DATASET ROWS
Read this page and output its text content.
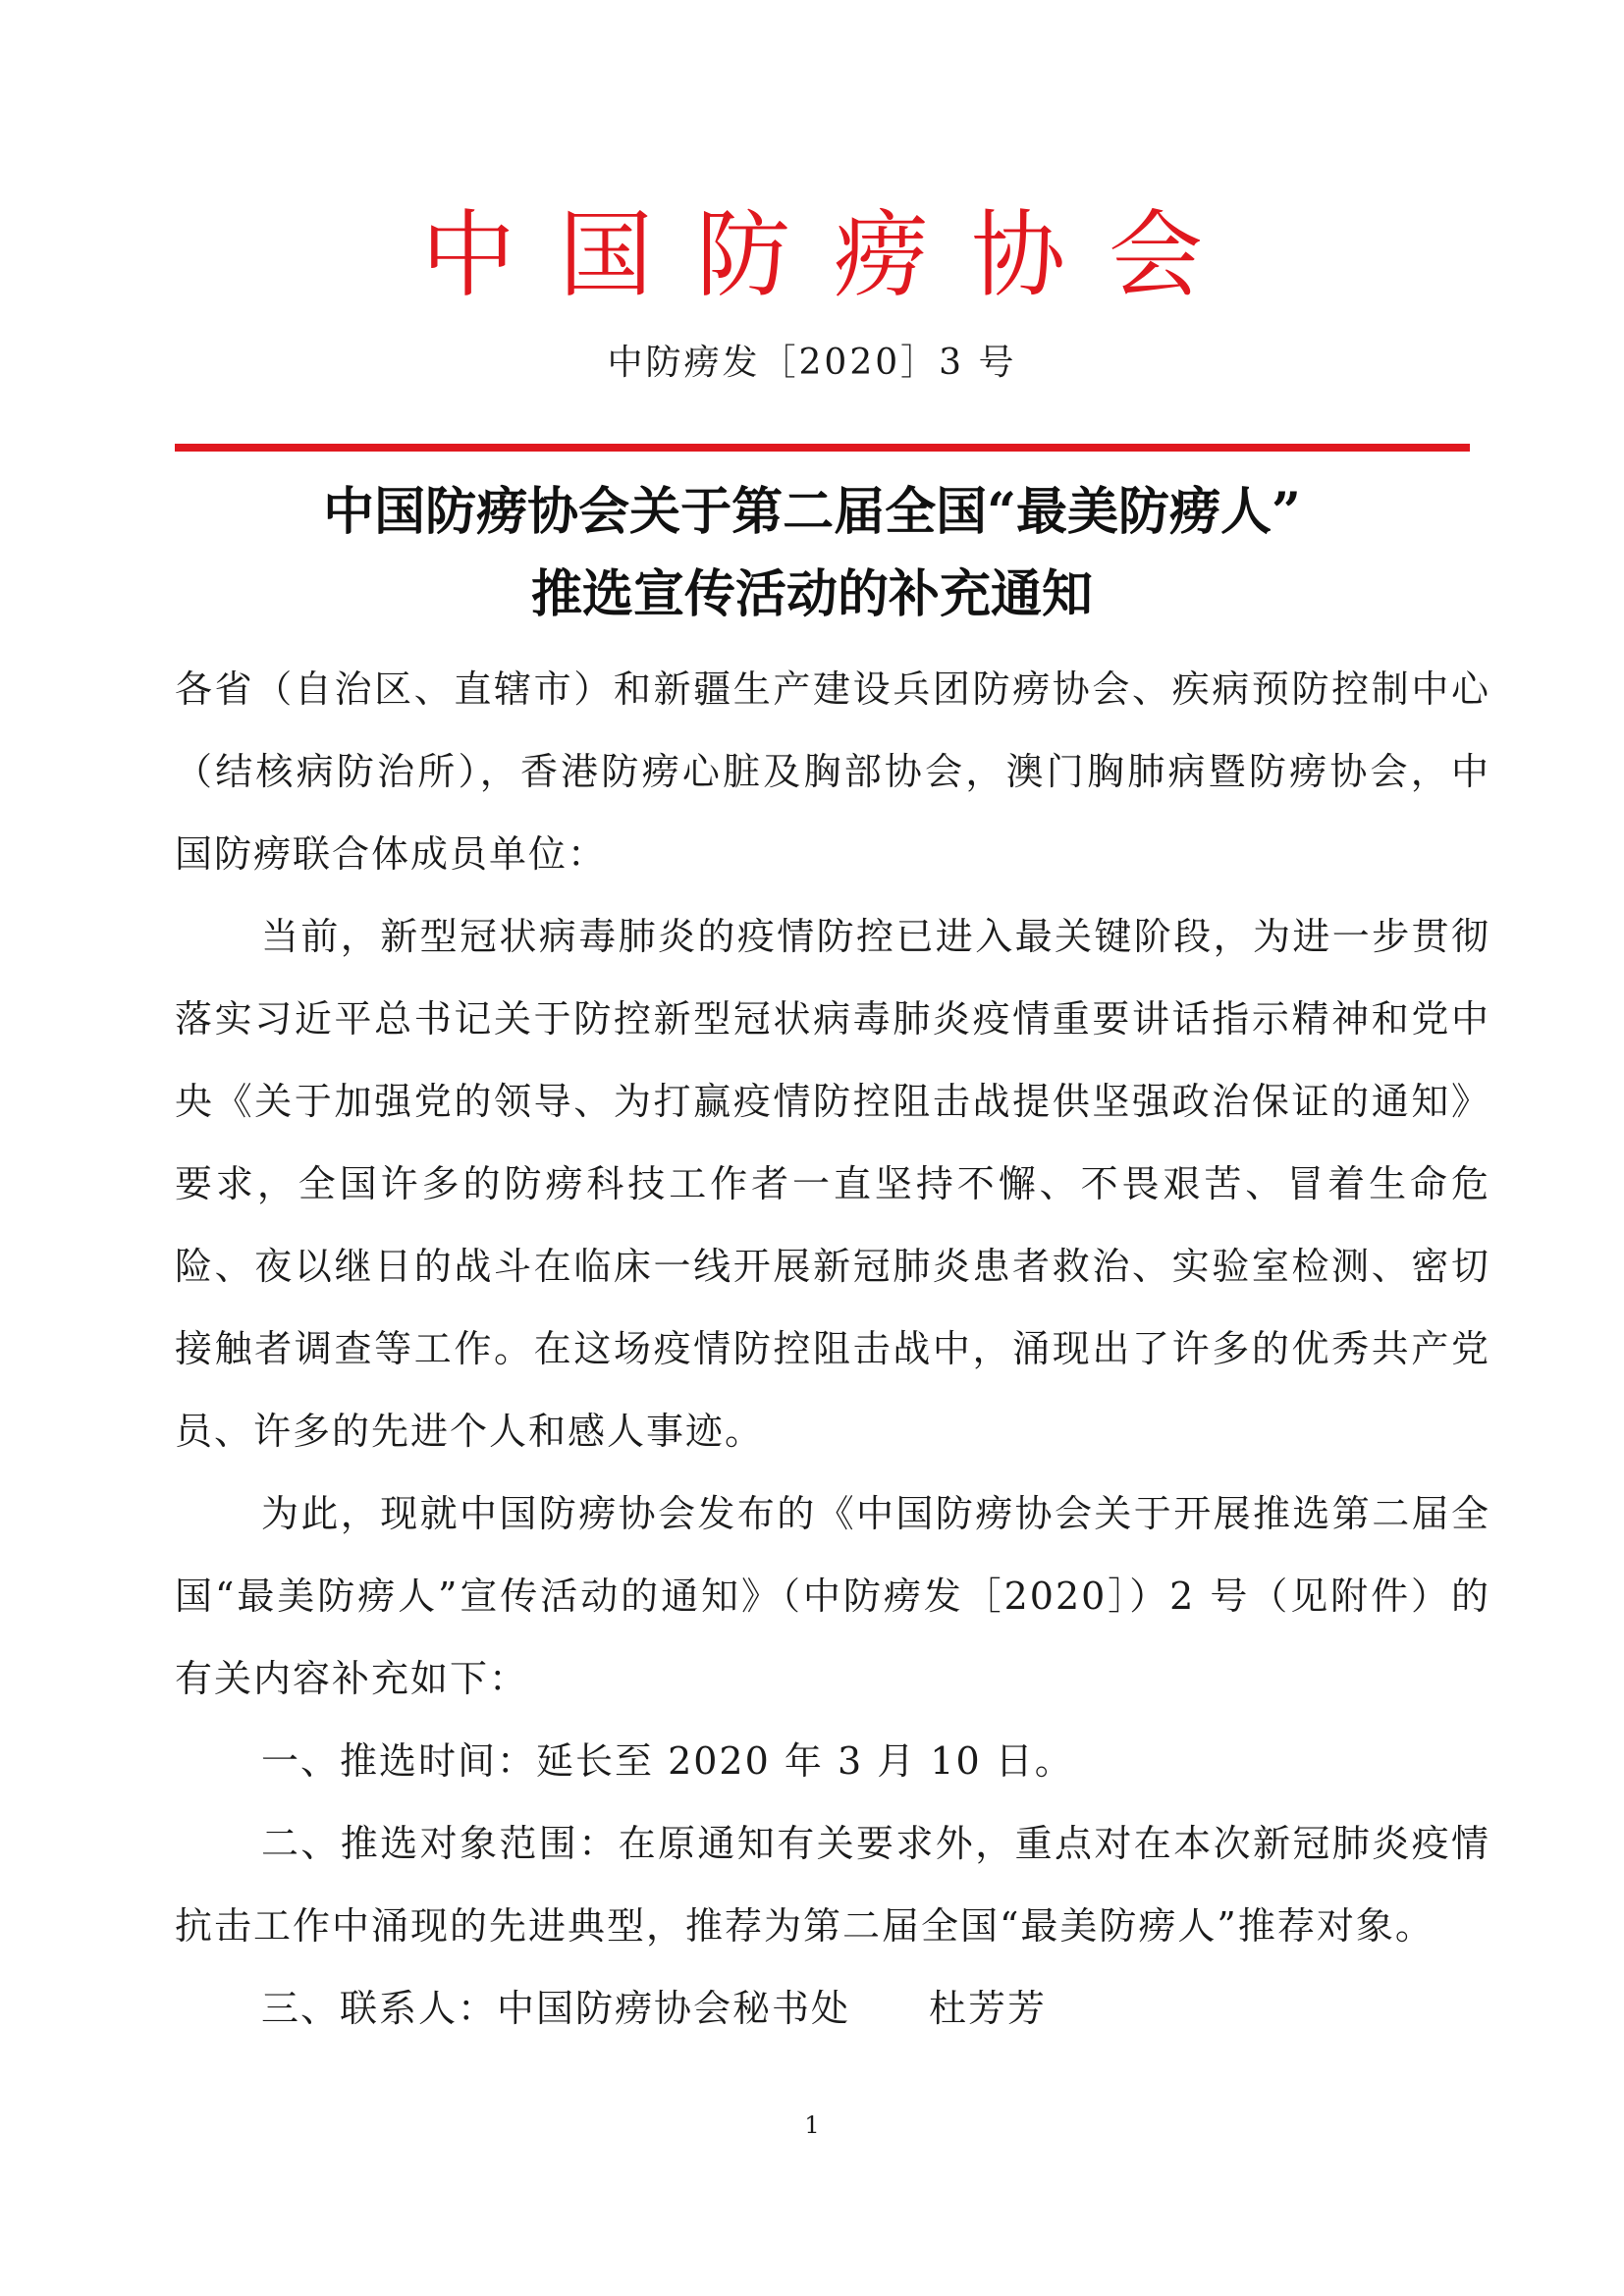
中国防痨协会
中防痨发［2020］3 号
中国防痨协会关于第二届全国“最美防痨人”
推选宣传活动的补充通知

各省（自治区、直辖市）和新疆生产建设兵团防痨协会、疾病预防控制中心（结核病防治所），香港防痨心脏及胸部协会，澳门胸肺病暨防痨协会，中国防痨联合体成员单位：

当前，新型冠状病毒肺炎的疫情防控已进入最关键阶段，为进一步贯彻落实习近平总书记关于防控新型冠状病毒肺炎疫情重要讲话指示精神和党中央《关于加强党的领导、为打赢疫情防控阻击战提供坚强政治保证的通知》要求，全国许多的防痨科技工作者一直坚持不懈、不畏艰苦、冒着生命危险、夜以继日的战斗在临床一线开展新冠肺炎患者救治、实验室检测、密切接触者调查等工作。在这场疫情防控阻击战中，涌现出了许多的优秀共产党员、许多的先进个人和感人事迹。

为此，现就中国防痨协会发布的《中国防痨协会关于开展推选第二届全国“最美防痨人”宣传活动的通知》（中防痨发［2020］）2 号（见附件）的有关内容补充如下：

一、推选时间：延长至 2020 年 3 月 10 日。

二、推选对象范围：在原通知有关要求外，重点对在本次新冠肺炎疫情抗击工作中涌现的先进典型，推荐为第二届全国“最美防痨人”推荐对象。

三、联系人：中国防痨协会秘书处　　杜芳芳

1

--

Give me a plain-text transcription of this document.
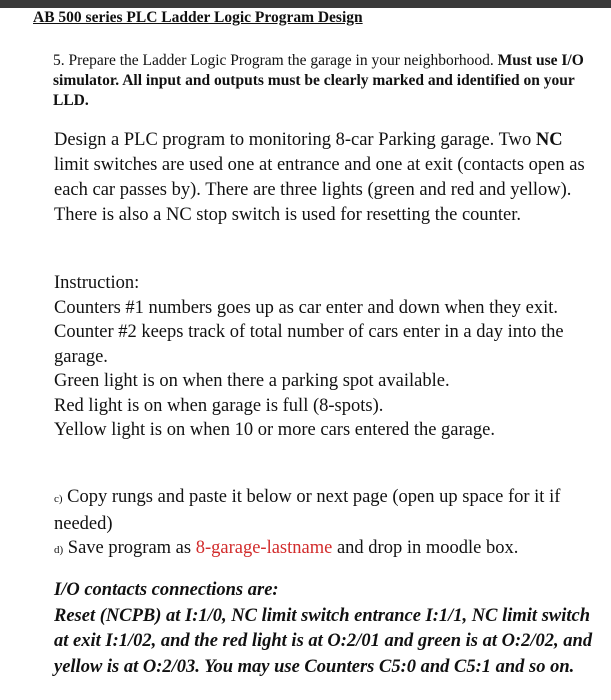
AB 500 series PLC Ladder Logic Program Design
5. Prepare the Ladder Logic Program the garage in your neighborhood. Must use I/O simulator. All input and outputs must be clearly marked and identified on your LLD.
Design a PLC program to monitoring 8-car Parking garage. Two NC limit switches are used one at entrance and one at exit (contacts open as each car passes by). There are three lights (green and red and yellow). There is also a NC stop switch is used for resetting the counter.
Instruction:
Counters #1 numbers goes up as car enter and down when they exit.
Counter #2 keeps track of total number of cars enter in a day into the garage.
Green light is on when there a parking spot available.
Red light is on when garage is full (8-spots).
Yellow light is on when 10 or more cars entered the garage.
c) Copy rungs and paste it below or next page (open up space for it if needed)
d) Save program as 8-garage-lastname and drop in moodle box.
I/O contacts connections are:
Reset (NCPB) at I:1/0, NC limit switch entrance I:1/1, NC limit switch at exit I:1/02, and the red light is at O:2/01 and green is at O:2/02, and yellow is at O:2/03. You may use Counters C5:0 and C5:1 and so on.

EXERCISE
Of the lines in the material above, state how many contain the string "switch"; give no other text.

ANSWER TO THE TASK
2